◆ TASK TO CARRY OUT: In the entries below, edit every occurrence of "modified-pencil-icon" to read "edit-marker-icon", leaving all else unchanged, and give the edited entries back without the pictures.

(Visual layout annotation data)
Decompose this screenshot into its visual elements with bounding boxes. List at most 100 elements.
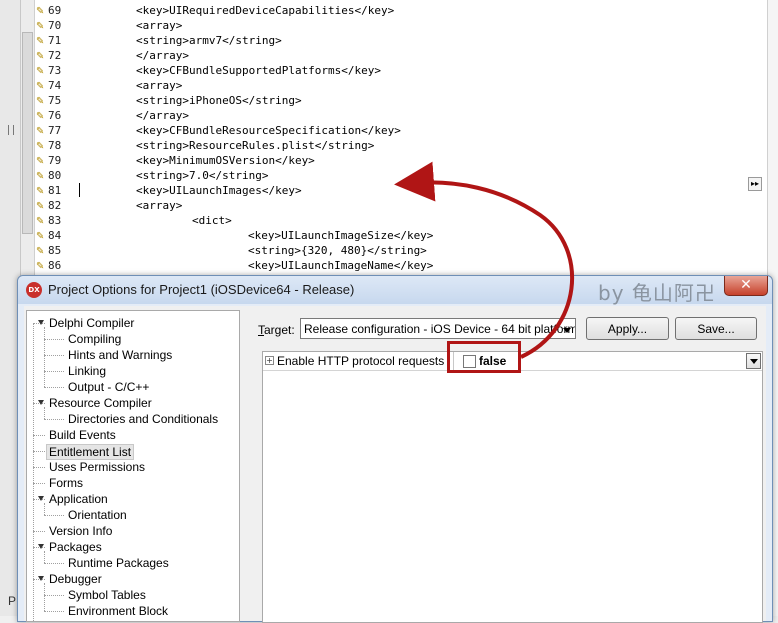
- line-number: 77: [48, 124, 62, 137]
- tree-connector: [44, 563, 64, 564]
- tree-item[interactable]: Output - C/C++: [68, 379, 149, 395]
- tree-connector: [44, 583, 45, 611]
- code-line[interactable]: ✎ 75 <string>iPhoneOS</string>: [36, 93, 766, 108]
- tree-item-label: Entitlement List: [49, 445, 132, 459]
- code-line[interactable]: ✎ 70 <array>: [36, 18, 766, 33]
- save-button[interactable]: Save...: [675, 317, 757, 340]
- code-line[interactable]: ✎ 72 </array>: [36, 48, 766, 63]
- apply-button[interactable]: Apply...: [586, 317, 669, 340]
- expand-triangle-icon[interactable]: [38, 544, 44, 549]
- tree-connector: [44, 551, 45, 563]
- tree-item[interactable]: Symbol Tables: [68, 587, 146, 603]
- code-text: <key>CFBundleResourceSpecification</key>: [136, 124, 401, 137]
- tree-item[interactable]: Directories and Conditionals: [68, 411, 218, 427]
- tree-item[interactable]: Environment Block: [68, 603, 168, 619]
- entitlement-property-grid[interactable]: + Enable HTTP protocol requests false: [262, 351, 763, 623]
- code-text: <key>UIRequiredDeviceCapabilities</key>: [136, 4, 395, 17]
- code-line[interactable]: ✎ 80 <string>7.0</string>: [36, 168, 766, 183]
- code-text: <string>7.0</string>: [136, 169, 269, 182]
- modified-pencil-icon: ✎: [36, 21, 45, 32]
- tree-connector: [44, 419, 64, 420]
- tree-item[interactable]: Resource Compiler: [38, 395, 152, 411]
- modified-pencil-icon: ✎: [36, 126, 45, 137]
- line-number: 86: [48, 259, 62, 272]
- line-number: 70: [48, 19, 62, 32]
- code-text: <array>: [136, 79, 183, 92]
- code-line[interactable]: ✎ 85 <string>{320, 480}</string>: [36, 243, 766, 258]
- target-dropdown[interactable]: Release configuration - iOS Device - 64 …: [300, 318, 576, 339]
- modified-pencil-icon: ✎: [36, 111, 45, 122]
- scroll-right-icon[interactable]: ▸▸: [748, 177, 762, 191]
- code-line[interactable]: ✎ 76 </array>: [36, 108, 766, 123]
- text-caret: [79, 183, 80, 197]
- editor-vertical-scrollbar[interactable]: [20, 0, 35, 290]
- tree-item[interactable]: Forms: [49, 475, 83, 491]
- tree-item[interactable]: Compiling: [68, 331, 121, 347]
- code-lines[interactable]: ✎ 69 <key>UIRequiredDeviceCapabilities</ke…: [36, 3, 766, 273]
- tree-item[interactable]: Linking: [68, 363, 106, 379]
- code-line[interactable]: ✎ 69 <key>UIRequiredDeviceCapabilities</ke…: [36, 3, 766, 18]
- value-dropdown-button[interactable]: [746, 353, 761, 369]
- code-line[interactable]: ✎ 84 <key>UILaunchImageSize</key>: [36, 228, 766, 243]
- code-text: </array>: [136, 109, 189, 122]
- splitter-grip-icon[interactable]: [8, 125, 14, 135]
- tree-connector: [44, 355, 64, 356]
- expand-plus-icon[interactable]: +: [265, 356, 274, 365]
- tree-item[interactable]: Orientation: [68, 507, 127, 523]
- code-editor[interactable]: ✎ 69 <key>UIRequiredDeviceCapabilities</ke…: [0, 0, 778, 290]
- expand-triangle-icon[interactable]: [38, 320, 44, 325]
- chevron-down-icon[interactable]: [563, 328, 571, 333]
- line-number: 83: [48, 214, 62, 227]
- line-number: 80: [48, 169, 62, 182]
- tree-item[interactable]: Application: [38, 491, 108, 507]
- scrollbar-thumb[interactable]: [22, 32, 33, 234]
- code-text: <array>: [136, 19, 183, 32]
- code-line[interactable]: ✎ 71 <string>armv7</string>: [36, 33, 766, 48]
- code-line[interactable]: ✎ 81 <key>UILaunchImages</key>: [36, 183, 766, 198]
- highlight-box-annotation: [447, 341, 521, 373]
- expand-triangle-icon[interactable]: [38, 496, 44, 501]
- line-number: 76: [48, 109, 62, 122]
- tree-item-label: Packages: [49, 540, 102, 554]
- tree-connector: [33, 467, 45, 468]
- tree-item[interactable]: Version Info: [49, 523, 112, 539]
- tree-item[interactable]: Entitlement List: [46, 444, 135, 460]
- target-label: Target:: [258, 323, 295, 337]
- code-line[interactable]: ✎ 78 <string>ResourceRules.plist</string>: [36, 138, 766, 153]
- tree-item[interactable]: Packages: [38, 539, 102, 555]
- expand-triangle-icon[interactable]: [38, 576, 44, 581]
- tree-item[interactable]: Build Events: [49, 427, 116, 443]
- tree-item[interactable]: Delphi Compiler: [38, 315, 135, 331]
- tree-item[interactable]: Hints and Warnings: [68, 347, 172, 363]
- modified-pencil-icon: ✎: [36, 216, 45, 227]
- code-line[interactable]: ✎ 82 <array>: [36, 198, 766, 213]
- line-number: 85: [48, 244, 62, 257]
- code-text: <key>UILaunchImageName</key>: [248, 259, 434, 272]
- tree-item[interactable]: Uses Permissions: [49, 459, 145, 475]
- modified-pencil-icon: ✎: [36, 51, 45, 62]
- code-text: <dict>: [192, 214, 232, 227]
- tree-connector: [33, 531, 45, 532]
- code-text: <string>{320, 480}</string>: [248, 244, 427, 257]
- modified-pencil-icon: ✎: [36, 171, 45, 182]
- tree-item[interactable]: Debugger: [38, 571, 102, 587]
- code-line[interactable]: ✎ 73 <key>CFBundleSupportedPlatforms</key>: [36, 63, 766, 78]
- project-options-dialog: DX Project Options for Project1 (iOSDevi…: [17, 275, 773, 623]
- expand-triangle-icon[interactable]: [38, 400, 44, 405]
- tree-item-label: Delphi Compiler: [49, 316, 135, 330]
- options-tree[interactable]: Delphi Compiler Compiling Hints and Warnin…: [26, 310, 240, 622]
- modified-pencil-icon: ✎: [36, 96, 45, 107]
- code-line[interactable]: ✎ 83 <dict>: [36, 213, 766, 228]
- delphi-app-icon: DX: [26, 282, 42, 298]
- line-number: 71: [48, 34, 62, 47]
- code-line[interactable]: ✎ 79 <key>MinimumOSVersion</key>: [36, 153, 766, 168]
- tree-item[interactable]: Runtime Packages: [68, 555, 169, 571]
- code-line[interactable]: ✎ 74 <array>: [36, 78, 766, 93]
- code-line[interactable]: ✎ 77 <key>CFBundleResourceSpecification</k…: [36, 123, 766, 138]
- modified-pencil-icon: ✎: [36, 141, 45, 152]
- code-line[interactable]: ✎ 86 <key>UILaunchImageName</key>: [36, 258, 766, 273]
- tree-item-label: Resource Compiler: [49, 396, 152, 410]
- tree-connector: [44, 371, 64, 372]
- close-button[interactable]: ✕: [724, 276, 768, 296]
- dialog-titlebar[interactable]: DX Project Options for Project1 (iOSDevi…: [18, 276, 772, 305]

◆ RESULT OF THIS TASK:
Decompose this screenshot into its visual elements with bounding boxes. List at most 100 elements.
- line-number: 77: [48, 124, 62, 137]
- tree-connector: [44, 563, 64, 564]
- tree-item[interactable]: Output - C/C++: [68, 379, 149, 395]
- tree-connector: [44, 583, 45, 611]
- code-line[interactable]: ✎ 75 <string>iPhoneOS</string>: [36, 93, 766, 108]
- tree-item-label: Entitlement List: [49, 445, 132, 459]
- code-line[interactable]: ✎ 70 <array>: [36, 18, 766, 33]
- save-button[interactable]: Save...: [675, 317, 757, 340]
- code-line[interactable]: ✎ 72 </array>: [36, 48, 766, 63]
- apply-button[interactable]: Apply...: [586, 317, 669, 340]
- expand-triangle-icon[interactable]: [38, 544, 44, 549]
- tree-connector: [44, 551, 45, 563]
- tree-item[interactable]: Symbol Tables: [68, 587, 146, 603]
- code-text: <key>CFBundleResourceSpecification</key>: [136, 124, 401, 137]
- tree-item[interactable]: Directories and Conditionals: [68, 411, 218, 427]
- tree-item[interactable]: Environment Block: [68, 603, 168, 619]
- entitlement-property-grid[interactable]: + Enable HTTP protocol requests false: [262, 351, 763, 623]
- code-text: <key>UIRequiredDeviceCapabilities</key>: [136, 4, 395, 17]
- code-line[interactable]: ✎ 80 <string>7.0</string>: [36, 168, 766, 183]
- code-text: <string>7.0</string>: [136, 169, 269, 182]
- edit-marker-icon: ✎: [36, 21, 45, 32]
- tree-connector: [44, 419, 64, 420]
- tree-item[interactable]: Resource Compiler: [38, 395, 152, 411]
- edit-marker-icon: ✎: [36, 126, 45, 137]
- line-number: 86: [48, 259, 62, 272]
- line-number: 70: [48, 19, 62, 32]
- code-text: <array>: [136, 79, 183, 92]
- code-line[interactable]: ✎ 85 <string>{320, 480}</string>: [36, 243, 766, 258]
- target-dropdown[interactable]: Release configuration - iOS Device - 64 …: [300, 318, 576, 339]
- edit-marker-icon: ✎: [36, 111, 45, 122]
- scroll-right-icon[interactable]: ▸▸: [748, 177, 762, 191]
- code-line[interactable]: ✎ 76 </array>: [36, 108, 766, 123]
- text-caret: [79, 183, 80, 197]
- editor-vertical-scrollbar[interactable]: [20, 0, 35, 290]
- tree-item[interactable]: Forms: [49, 475, 83, 491]
- tree-item[interactable]: Compiling: [68, 331, 121, 347]
- code-lines[interactable]: ✎ 69 <key>UIRequiredDeviceCapabilities</ke…: [36, 3, 766, 273]
- tree-item[interactable]: Linking: [68, 363, 106, 379]
- code-line[interactable]: ✎ 69 <key>UIRequiredDeviceCapabilities</ke…: [36, 3, 766, 18]
- value-dropdown-button[interactable]: [746, 353, 761, 369]
- code-line[interactable]: ✎ 84 <key>UILaunchImageSize</key>: [36, 228, 766, 243]
- code-text: </array>: [136, 109, 189, 122]
- splitter-grip-icon[interactable]: [8, 125, 14, 135]
- tree-connector: [44, 355, 64, 356]
- expand-plus-icon[interactable]: +: [265, 356, 274, 365]
- tree-item[interactable]: Orientation: [68, 507, 127, 523]
- code-editor[interactable]: ✎ 69 <key>UIRequiredDeviceCapabilities</ke…: [0, 0, 778, 290]
- expand-triangle-icon[interactable]: [38, 320, 44, 325]
- chevron-down-icon[interactable]: [563, 328, 571, 333]
- line-number: 83: [48, 214, 62, 227]
- line-number: 80: [48, 169, 62, 182]
- tree-item[interactable]: Application: [38, 491, 108, 507]
- scrollbar-thumb[interactable]: [22, 32, 33, 234]
- code-text: <array>: [136, 19, 183, 32]
- code-line[interactable]: ✎ 71 <string>armv7</string>: [36, 33, 766, 48]
- code-line[interactable]: ✎ 81 <key>UILaunchImages</key>: [36, 183, 766, 198]
- highlight-box-annotation: [447, 341, 521, 373]
- expand-triangle-icon[interactable]: [38, 496, 44, 501]
- line-number: 76: [48, 109, 62, 122]
- tree-item-label: Packages: [49, 540, 102, 554]
- tree-connector: [33, 467, 45, 468]
- tree-item[interactable]: Version Info: [49, 523, 112, 539]
- tree-item[interactable]: Entitlement List: [46, 444, 135, 460]
- target-label: Target:: [258, 323, 295, 337]
- code-line[interactable]: ✎ 78 <string>ResourceRules.plist</string>: [36, 138, 766, 153]
- tree-item[interactable]: Packages: [38, 539, 102, 555]
- expand-triangle-icon[interactable]: [38, 576, 44, 581]
- tree-item[interactable]: Build Events: [49, 427, 116, 443]
- tree-item[interactable]: Delphi Compiler: [38, 315, 135, 331]
- tree-item[interactable]: Hints and Warnings: [68, 347, 172, 363]
- edit-marker-icon: ✎: [36, 216, 45, 227]
- code-line[interactable]: ✎ 82 <array>: [36, 198, 766, 213]
- line-number: 85: [48, 244, 62, 257]
- code-text: <key>UILaunchImageName</key>: [248, 259, 434, 272]
- tree-item[interactable]: Uses Permissions: [49, 459, 145, 475]
- edit-marker-icon: ✎: [36, 51, 45, 62]
- code-text: <dict>: [192, 214, 232, 227]
- tree-connector: [33, 531, 45, 532]
- code-text: <string>{320, 480}</string>: [248, 244, 427, 257]
- edit-marker-icon: ✎: [36, 171, 45, 182]
- tree-item[interactable]: Debugger: [38, 571, 102, 587]
- code-line[interactable]: ✎ 73 <key>CFBundleSupportedPlatforms</key>: [36, 63, 766, 78]
- project-options-dialog: DX Project Options for Project1 (iOSDevi…: [17, 275, 773, 623]
- expand-triangle-icon[interactable]: [38, 400, 44, 405]
- tree-item-label: Delphi Compiler: [49, 316, 135, 330]
- options-tree[interactable]: Delphi Compiler Compiling Hints and Warnin…: [26, 310, 240, 622]
- edit-marker-icon: ✎: [36, 96, 45, 107]
- code-line[interactable]: ✎ 83 <dict>: [36, 213, 766, 228]
- delphi-app-icon: DX: [26, 282, 42, 298]
- line-number: 71: [48, 34, 62, 47]
- code-line[interactable]: ✎ 79 <key>MinimumOSVersion</key>: [36, 153, 766, 168]
- tree-item[interactable]: Runtime Packages: [68, 555, 169, 571]
- code-line[interactable]: ✎ 74 <array>: [36, 78, 766, 93]
- code-line[interactable]: ✎ 77 <key>CFBundleResourceSpecification</k…: [36, 123, 766, 138]
- edit-marker-icon: ✎: [36, 141, 45, 152]
- code-line[interactable]: ✎ 86 <key>UILaunchImageName</key>: [36, 258, 766, 273]
- tree-item-label: Resource Compiler: [49, 396, 152, 410]
- tree-connector: [44, 371, 64, 372]
- close-button[interactable]: ✕: [724, 276, 768, 296]
- dialog-titlebar[interactable]: DX Project Options for Project1 (iOSDevi…: [18, 276, 772, 305]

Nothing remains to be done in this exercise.